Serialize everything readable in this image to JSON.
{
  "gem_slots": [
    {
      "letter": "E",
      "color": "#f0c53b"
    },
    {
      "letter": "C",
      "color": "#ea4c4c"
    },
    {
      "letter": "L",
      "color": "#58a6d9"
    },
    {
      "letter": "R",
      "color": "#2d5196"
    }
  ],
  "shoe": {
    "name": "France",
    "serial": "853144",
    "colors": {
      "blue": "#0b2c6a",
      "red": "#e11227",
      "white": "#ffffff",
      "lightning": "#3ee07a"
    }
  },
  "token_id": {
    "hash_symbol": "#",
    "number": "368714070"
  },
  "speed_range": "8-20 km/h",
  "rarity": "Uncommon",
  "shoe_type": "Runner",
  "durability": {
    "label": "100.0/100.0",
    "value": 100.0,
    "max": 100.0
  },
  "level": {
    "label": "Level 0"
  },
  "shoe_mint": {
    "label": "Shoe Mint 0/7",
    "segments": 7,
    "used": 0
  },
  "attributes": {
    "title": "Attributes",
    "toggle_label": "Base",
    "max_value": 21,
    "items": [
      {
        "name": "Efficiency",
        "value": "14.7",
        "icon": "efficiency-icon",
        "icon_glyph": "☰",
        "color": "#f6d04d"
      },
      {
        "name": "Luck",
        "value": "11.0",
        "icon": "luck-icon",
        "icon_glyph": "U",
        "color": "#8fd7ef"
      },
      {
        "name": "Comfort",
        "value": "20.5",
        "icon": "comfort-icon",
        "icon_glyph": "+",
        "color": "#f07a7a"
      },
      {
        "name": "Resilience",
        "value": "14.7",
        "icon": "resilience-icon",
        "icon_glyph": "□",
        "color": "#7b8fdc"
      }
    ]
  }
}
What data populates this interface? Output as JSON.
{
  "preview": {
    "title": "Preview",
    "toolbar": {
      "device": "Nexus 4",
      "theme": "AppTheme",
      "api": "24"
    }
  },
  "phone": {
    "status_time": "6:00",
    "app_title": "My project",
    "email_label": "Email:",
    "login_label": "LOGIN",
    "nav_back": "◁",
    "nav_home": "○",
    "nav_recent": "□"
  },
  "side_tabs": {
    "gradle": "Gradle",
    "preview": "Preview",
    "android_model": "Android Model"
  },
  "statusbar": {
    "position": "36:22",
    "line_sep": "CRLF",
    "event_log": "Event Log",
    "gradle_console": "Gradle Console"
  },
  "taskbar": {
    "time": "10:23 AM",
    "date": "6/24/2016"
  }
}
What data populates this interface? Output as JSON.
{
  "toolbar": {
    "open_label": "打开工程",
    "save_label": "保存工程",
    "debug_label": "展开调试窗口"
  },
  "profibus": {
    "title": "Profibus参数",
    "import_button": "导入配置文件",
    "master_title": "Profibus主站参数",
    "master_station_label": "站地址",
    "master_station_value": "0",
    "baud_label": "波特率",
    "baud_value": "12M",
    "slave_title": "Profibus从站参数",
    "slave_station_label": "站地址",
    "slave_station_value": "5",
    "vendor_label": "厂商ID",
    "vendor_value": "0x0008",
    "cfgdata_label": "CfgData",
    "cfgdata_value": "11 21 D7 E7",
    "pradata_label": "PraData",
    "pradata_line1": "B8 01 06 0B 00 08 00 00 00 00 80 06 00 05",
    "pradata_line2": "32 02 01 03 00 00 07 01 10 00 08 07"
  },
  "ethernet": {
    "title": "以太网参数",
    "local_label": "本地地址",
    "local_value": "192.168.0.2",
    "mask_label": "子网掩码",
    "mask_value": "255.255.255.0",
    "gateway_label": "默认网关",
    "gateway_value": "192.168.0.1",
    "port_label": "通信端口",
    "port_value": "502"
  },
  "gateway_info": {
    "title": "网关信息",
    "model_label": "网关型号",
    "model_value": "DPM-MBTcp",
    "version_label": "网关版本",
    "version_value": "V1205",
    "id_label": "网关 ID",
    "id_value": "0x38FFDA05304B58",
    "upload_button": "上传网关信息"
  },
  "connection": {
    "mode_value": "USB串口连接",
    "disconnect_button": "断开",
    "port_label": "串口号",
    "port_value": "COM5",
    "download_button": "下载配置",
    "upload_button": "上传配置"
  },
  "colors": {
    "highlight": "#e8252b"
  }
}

____

→ Task:
Your task is to retype all the records above with nothing left out.

→ Exercise solution:
Serialize everything readable in this image to JSON.
{
  "gem_slots": [
    {
      "letter": "E",
      "color": "#f0c53b"
    },
    {
      "letter": "C",
      "color": "#ea4c4c"
    },
    {
      "letter": "L",
      "color": "#58a6d9"
    },
    {
      "letter": "R",
      "color": "#2d5196"
    }
  ],
  "shoe": {
    "name": "France",
    "serial": "853144",
    "colors": {
      "blue": "#0b2c6a",
      "red": "#e11227",
      "white": "#ffffff",
      "lightning": "#3ee07a"
    }
  },
  "token_id": {
    "hash_symbol": "#",
    "number": "368714070"
  },
  "speed_range": "8-20 km/h",
  "rarity": "Uncommon",
  "shoe_type": "Runner",
  "durability": {
    "label": "100.0/100.0",
    "value": 100.0,
    "max": 100.0
  },
  "level": {
    "label": "Level 0"
  },
  "shoe_mint": {
    "label": "Shoe Mint 0/7",
    "segments": 7,
    "used": 0
  },
  "attributes": {
    "title": "Attributes",
    "toggle_label": "Base",
    "max_value": 21,
    "items": [
      {
        "name": "Efficiency",
        "value": "14.7",
        "icon": "efficiency-icon",
        "icon_glyph": "☰",
        "color": "#f6d04d"
      },
      {
        "name": "Luck",
        "value": "11.0",
        "icon": "luck-icon",
        "icon_glyph": "U",
        "color": "#8fd7ef"
      },
      {
        "name": "Comfort",
        "value": "20.5",
        "icon": "comfort-icon",
        "icon_glyph": "+",
        "color": "#f07a7a"
      },
      {
        "name": "Resilience",
        "value": "14.7",
        "icon": "resilience-icon",
        "icon_glyph": "□",
        "color": "#7b8fdc"
      }
    ]
  }
}
What data populates this interface? Output as JSON.
{
  "preview": {
    "title": "Preview",
    "toolbar": {
      "device": "Nexus 4",
      "theme": "AppTheme",
      "api": "24"
    }
  },
  "phone": {
    "status_time": "6:00",
    "app_title": "My project",
    "email_label": "Email:",
    "login_label": "LOGIN",
    "nav_back": "◁",
    "nav_home": "○",
    "nav_recent": "□"
  },
  "side_tabs": {
    "gradle": "Gradle",
    "preview": "Preview",
    "android_model": "Android Model"
  },
  "statusbar": {
    "position": "36:22",
    "line_sep": "CRLF",
    "event_log": "Event Log",
    "gradle_console": "Gradle Console"
  },
  "taskbar": {
    "time": "10:23 AM",
    "date": "6/24/2016"
  }
}
What data populates this interface? Output as JSON.
{
  "toolbar": {
    "open_label": "打开工程",
    "save_label": "保存工程",
    "debug_label": "展开调试窗口"
  },
  "profibus": {
    "title": "Profibus参数",
    "import_button": "导入配置文件",
    "master_title": "Profibus主站参数",
    "master_station_label": "站地址",
    "master_station_value": "0",
    "baud_label": "波特率",
    "baud_value": "12M",
    "slave_title": "Profibus从站参数",
    "slave_station_label": "站地址",
    "slave_station_value": "5",
    "vendor_label": "厂商ID",
    "vendor_value": "0x0008",
    "cfgdata_label": "CfgData",
    "cfgdata_value": "11 21 D7 E7",
    "pradata_label": "PraData",
    "pradata_line1": "B8 01 06 0B 00 08 00 00 00 00 80 06 00 05",
    "pradata_line2": "32 02 01 03 00 00 07 01 10 00 08 07"
  },
  "ethernet": {
    "title": "以太网参数",
    "local_label": "本地地址",
    "local_value": "192.168.0.2",
    "mask_label": "子网掩码",
    "mask_value": "255.255.255.0",
    "gateway_label": "默认网关",
    "gateway_value": "192.168.0.1",
    "port_label": "通信端口",
    "port_value": "502"
  },
  "gateway_info": {
    "title": "网关信息",
    "model_label": "网关型号",
    "model_value": "DPM-MBTcp",
    "version_label": "网关版本",
    "version_value": "V1205",
    "id_label": "网关 ID",
    "id_value": "0x38FFDA05304B58",
    "upload_button": "上传网关信息"
  },
  "connection": {
    "mode_value": "USB串口连接",
    "disconnect_button": "断开",
    "port_label": "串口号",
    "port_value": "COM5",
    "download_button": "下载配置",
    "upload_button": "上传配置"
  },
  "colors": {
    "highlight": "#e8252b"
  }
}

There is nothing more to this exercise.